* [Exercise aim]
Write the records below out in full, character for character, with no pictures.

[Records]
◇ ◇ ◇
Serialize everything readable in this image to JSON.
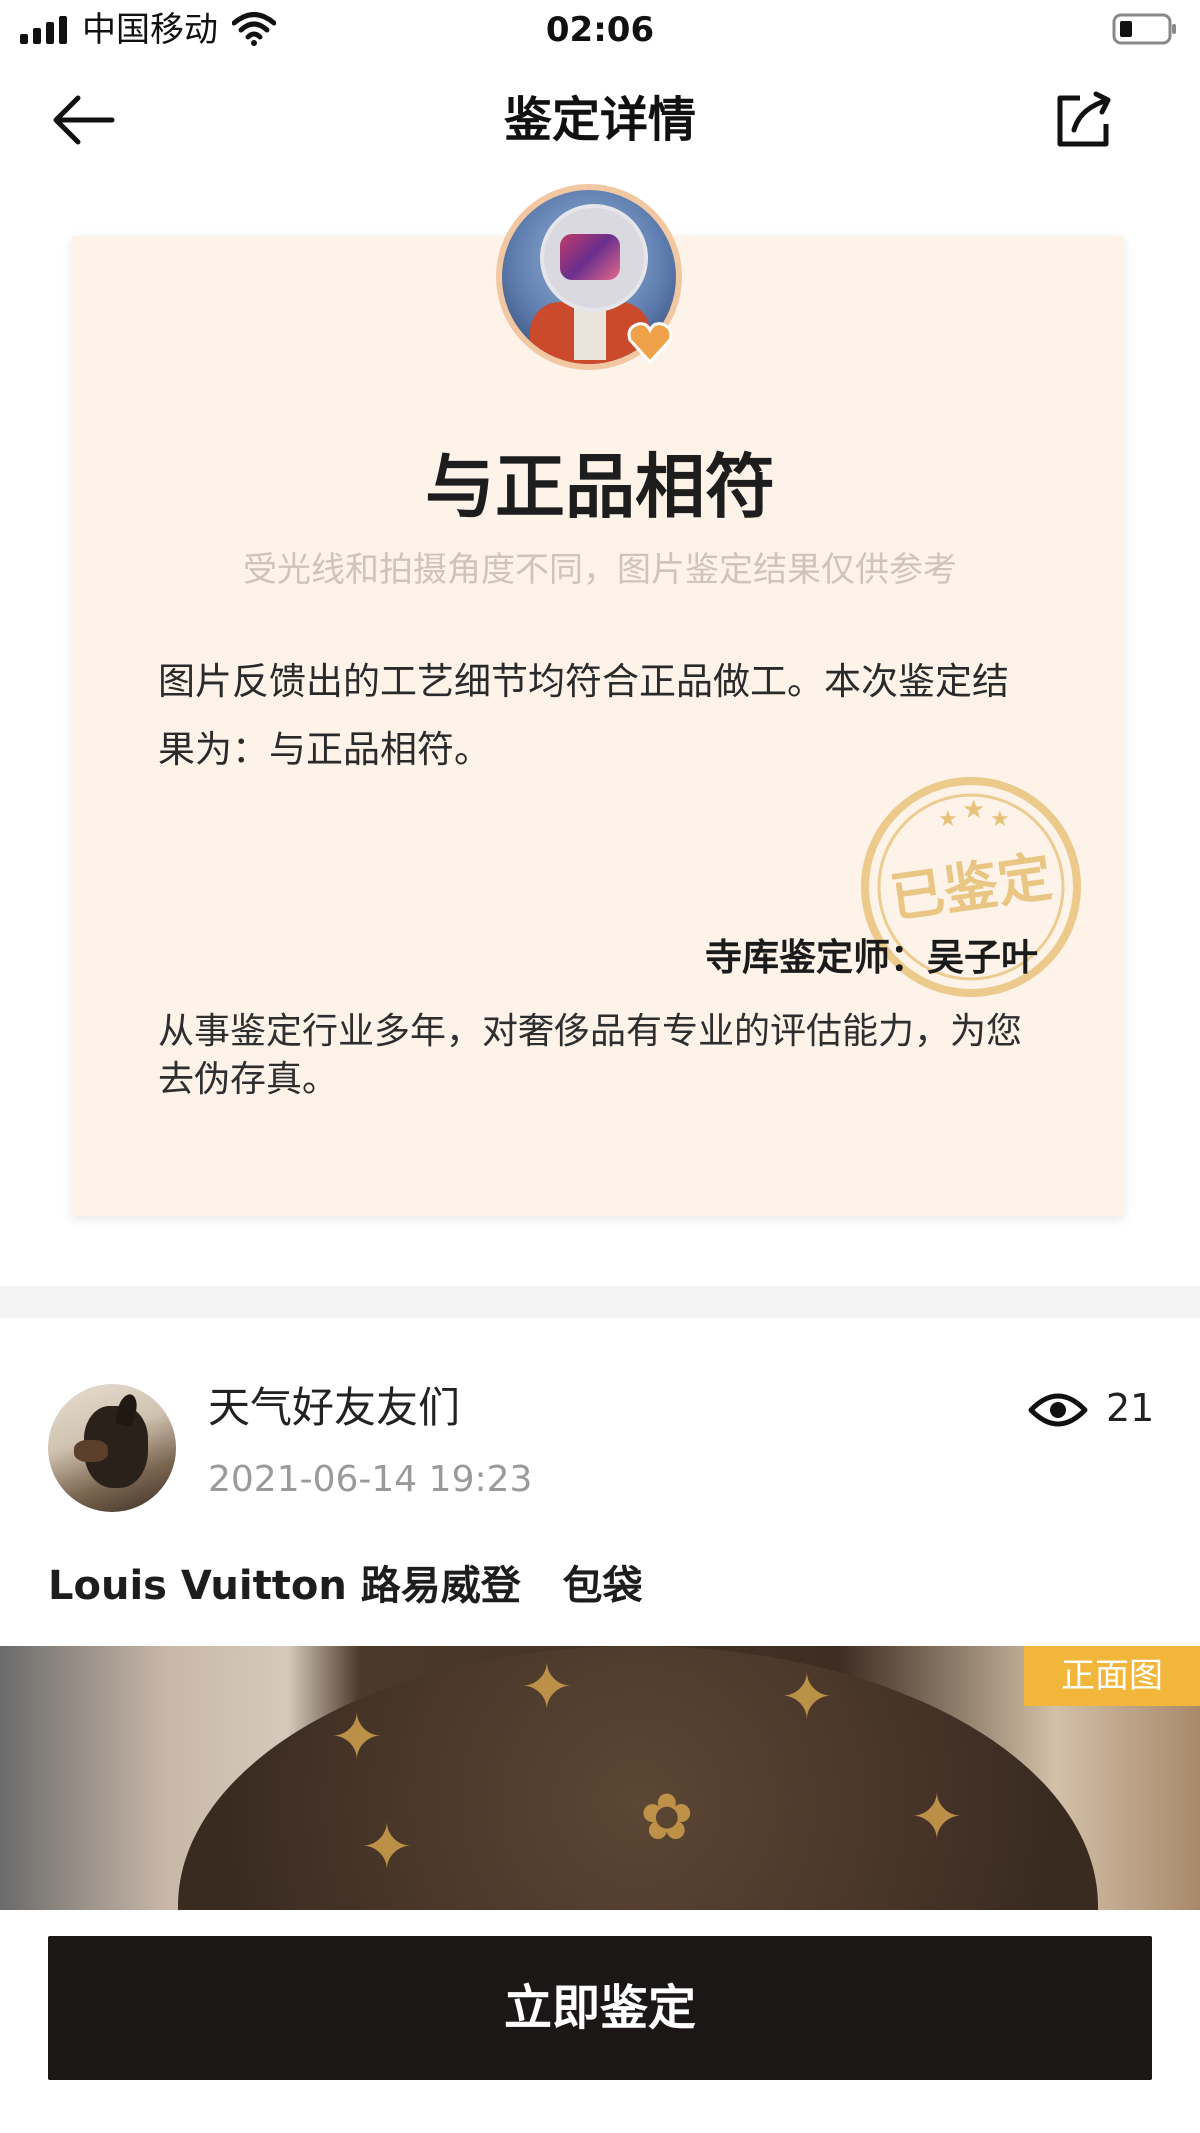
{
  "status_bar": {
    "carrier": "中国移动",
    "time": "02:06"
  },
  "nav": {
    "title": "鉴定详情"
  },
  "result": {
    "verdict": "与正品相符",
    "disclaimer": "受光线和拍摄角度不同，图片鉴定结果仅供参考",
    "summary": "图片反馈出的工艺细节均符合正品做工。本次鉴定结果为：与正品相符。",
    "seal_text": "已鉴定",
    "appraiser": "寺库鉴定师：吴子叶",
    "bio": "从事鉴定行业多年，对奢侈品有专业的评估能力，为您去伪存真。"
  },
  "post": {
    "username": "天气好友友们",
    "timestamp": "2021-06-14 19:23",
    "views": "21",
    "title": "Louis Vuitton 路易威登   包袋",
    "photo_tag": "正面图"
  },
  "action": {
    "label": "立即鉴定"
  },
  "colors": {
    "card_bg": "#fdf3e9",
    "seal": "#e7c27a",
    "tag": "#f2b63a",
    "button": "#1b1717"
  },
  "icons": {
    "back": "arrow-left-icon",
    "share": "share-icon",
    "views": "eye-icon",
    "badge": "heart-badge-icon"
  }
}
◇ ◇ ◇
* [The answer]
Serialize everything readable in this image to JSON.
{
  "status_bar": {
    "carrier": "中国移动",
    "time": "02:06"
  },
  "nav": {
    "title": "鉴定详情"
  },
  "result": {
    "verdict": "与正品相符",
    "disclaimer": "受光线和拍摄角度不同，图片鉴定结果仅供参考",
    "summary": "图片反馈出的工艺细节均符合正品做工。本次鉴定结果为：与正品相符。",
    "seal_text": "已鉴定",
    "appraiser": "寺库鉴定师：吴子叶",
    "bio": "从事鉴定行业多年，对奢侈品有专业的评估能力，为您去伪存真。"
  },
  "post": {
    "username": "天气好友友们",
    "timestamp": "2021-06-14 19:23",
    "views": "21",
    "title": "Louis Vuitton 路易威登   包袋",
    "photo_tag": "正面图"
  },
  "action": {
    "label": "立即鉴定"
  },
  "colors": {
    "card_bg": "#fdf3e9",
    "seal": "#e7c27a",
    "tag": "#f2b63a",
    "button": "#1b1717"
  },
  "icons": {
    "back": "arrow-left-icon",
    "share": "share-icon",
    "views": "eye-icon",
    "badge": "heart-badge-icon"
  }
}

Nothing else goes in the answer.